### Exercise directions
Copy every line of the records below verbatim, from the first record through the last.

### Stored records
----
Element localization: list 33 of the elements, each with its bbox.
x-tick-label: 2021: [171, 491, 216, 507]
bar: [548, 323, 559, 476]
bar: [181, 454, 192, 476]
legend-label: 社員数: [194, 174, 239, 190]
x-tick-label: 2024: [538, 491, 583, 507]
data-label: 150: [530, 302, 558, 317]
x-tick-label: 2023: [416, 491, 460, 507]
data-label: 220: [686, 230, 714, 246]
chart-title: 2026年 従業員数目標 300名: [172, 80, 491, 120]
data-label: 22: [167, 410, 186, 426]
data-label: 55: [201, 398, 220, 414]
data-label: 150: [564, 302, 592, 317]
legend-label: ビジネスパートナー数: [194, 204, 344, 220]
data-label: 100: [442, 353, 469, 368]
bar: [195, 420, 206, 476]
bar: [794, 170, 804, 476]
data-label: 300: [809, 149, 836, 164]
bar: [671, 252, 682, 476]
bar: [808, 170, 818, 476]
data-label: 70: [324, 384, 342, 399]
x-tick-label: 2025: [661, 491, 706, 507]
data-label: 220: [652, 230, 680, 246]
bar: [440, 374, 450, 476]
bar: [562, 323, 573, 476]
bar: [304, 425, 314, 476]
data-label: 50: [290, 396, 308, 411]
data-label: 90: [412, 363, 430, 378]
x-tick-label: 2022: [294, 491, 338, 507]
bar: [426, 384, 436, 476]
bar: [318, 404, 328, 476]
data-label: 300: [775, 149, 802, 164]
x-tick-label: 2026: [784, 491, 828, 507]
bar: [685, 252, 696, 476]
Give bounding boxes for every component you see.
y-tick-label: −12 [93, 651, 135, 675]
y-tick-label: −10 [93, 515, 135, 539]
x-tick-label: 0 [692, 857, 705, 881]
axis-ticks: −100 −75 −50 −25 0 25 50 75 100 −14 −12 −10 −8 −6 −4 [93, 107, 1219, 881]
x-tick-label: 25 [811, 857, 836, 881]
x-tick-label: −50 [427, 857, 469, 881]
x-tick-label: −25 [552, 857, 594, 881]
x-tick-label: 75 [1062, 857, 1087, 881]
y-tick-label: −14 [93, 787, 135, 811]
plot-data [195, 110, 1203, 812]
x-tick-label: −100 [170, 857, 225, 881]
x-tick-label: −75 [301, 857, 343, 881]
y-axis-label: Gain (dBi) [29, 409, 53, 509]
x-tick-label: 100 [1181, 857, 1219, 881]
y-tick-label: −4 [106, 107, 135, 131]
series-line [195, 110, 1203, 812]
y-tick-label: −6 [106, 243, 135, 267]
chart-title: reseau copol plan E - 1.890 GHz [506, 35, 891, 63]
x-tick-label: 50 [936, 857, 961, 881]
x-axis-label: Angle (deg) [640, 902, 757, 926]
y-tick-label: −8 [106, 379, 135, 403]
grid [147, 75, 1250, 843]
----
### Solution to this problem
Element localization: list 33 of the elements, each with its bbox.
x-tick-label: 2021: [171, 491, 216, 507]
bar: [548, 323, 559, 476]
bar: [181, 454, 192, 476]
legend-label: 社員数: [194, 174, 239, 190]
x-tick-label: 2024: [538, 491, 583, 507]
data-label: 150: [530, 302, 558, 317]
x-tick-label: 2023: [416, 491, 460, 507]
data-label: 220: [686, 230, 714, 246]
chart-title: 2026年 従業員数目標 300名: [172, 80, 491, 120]
data-label: 22: [167, 410, 186, 426]
data-label: 55: [201, 398, 220, 414]
data-label: 150: [564, 302, 592, 317]
legend-label: ビジネスパートナー数: [194, 204, 344, 220]
data-label: 100: [442, 353, 469, 368]
bar: [195, 420, 206, 476]
bar: [794, 170, 804, 476]
data-label: 300: [809, 149, 836, 164]
bar: [671, 252, 682, 476]
bar: [808, 170, 818, 476]
data-label: 70: [324, 384, 342, 399]
x-tick-label: 2025: [661, 491, 706, 507]
data-label: 220: [652, 230, 680, 246]
bar: [440, 374, 450, 476]
bar: [562, 323, 573, 476]
bar: [304, 425, 314, 476]
data-label: 50: [290, 396, 308, 411]
data-label: 90: [412, 363, 430, 378]
x-tick-label: 2022: [294, 491, 338, 507]
bar: [426, 384, 436, 476]
bar: [318, 404, 328, 476]
data-label: 300: [775, 149, 802, 164]
x-tick-label: 2026: [784, 491, 828, 507]
bar: [685, 252, 696, 476]
Give bounding boxes for every component you see.
y-tick-label: −12 [93, 651, 135, 675]
y-tick-label: −10 [93, 515, 135, 539]
x-tick-label: 0 [692, 857, 705, 881]
axis-ticks: −100 −75 −50 −25 0 25 50 75 100 −14 −12 −10 −8 −6 −4 [93, 107, 1219, 881]
x-tick-label: 25 [811, 857, 836, 881]
x-tick-label: −50 [427, 857, 469, 881]
x-tick-label: −25 [552, 857, 594, 881]
x-tick-label: 75 [1062, 857, 1087, 881]
y-tick-label: −14 [93, 787, 135, 811]
plot-data [195, 110, 1203, 812]
x-tick-label: −100 [170, 857, 225, 881]
x-tick-label: −75 [301, 857, 343, 881]
y-axis-label: Gain (dBi) [29, 409, 53, 509]
x-tick-label: 100 [1181, 857, 1219, 881]
y-tick-label: −4 [106, 107, 135, 131]
series-line [195, 110, 1203, 812]
y-tick-label: −6 [106, 243, 135, 267]
chart-title: reseau copol plan E - 1.890 GHz [506, 35, 891, 63]
x-tick-label: 50 [936, 857, 961, 881]
x-axis-label: Angle (deg) [640, 902, 757, 926]
y-tick-label: −8 [106, 379, 135, 403]
grid [147, 75, 1250, 843]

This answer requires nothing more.